- WORK TO BE COMPLETED
Using the data below, repeat all of it precisely.

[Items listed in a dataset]
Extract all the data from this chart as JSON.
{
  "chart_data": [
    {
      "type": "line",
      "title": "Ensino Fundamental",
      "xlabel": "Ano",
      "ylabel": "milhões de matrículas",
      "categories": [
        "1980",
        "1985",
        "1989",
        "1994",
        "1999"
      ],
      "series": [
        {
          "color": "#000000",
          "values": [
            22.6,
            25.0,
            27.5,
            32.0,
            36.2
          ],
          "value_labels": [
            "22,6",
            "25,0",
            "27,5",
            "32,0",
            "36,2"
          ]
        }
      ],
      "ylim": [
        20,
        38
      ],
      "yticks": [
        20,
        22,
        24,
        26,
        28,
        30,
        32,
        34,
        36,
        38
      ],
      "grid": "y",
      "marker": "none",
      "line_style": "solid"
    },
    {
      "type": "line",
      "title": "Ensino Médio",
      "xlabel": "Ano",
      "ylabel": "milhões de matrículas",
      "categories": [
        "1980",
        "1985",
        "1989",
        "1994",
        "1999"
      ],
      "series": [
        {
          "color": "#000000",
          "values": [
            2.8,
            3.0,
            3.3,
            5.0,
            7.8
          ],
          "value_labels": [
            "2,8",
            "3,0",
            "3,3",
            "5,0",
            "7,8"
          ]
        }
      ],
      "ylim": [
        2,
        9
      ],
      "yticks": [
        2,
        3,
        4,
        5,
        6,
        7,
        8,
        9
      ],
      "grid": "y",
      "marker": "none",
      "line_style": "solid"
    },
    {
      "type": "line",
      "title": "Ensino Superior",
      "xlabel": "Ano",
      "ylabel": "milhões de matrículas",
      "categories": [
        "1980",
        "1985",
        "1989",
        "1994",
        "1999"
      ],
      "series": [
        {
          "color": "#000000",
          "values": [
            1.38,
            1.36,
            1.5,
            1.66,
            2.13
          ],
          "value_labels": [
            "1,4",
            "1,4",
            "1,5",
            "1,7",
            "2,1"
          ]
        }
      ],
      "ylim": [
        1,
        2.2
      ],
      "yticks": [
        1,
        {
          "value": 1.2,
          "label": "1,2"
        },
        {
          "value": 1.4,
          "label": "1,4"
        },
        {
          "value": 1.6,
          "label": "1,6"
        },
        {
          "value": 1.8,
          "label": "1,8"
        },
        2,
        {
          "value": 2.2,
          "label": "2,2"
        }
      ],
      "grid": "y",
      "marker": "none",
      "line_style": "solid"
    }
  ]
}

- SOLUTION
Extract all the data from this chart as JSON.
{
  "chart_data": [
    {
      "type": "line",
      "title": "Ensino Fundamental",
      "xlabel": "Ano",
      "ylabel": "milhões de matrículas",
      "categories": [
        "1980",
        "1985",
        "1989",
        "1994",
        "1999"
      ],
      "series": [
        {
          "color": "#000000",
          "values": [
            22.6,
            25.0,
            27.5,
            32.0,
            36.2
          ],
          "value_labels": [
            "22,6",
            "25,0",
            "27,5",
            "32,0",
            "36,2"
          ]
        }
      ],
      "ylim": [
        20,
        38
      ],
      "yticks": [
        20,
        22,
        24,
        26,
        28,
        30,
        32,
        34,
        36,
        38
      ],
      "grid": "y",
      "marker": "none",
      "line_style": "solid"
    },
    {
      "type": "line",
      "title": "Ensino Médio",
      "xlabel": "Ano",
      "ylabel": "milhões de matrículas",
      "categories": [
        "1980",
        "1985",
        "1989",
        "1994",
        "1999"
      ],
      "series": [
        {
          "color": "#000000",
          "values": [
            2.8,
            3.0,
            3.3,
            5.0,
            7.8
          ],
          "value_labels": [
            "2,8",
            "3,0",
            "3,3",
            "5,0",
            "7,8"
          ]
        }
      ],
      "ylim": [
        2,
        9
      ],
      "yticks": [
        2,
        3,
        4,
        5,
        6,
        7,
        8,
        9
      ],
      "grid": "y",
      "marker": "none",
      "line_style": "solid"
    },
    {
      "type": "line",
      "title": "Ensino Superior",
      "xlabel": "Ano",
      "ylabel": "milhões de matrículas",
      "categories": [
        "1980",
        "1985",
        "1989",
        "1994",
        "1999"
      ],
      "series": [
        {
          "color": "#000000",
          "values": [
            1.38,
            1.36,
            1.5,
            1.66,
            2.13
          ],
          "value_labels": [
            "1,4",
            "1,4",
            "1,5",
            "1,7",
            "2,1"
          ]
        }
      ],
      "ylim": [
        1,
        2.2
      ],
      "yticks": [
        1,
        {
          "value": 1.2,
          "label": "1,2"
        },
        {
          "value": 1.4,
          "label": "1,4"
        },
        {
          "value": 1.6,
          "label": "1,6"
        },
        {
          "value": 1.8,
          "label": "1,8"
        },
        2,
        {
          "value": 2.2,
          "label": "2,2"
        }
      ],
      "grid": "y",
      "marker": "none",
      "line_style": "solid"
    }
  ]
}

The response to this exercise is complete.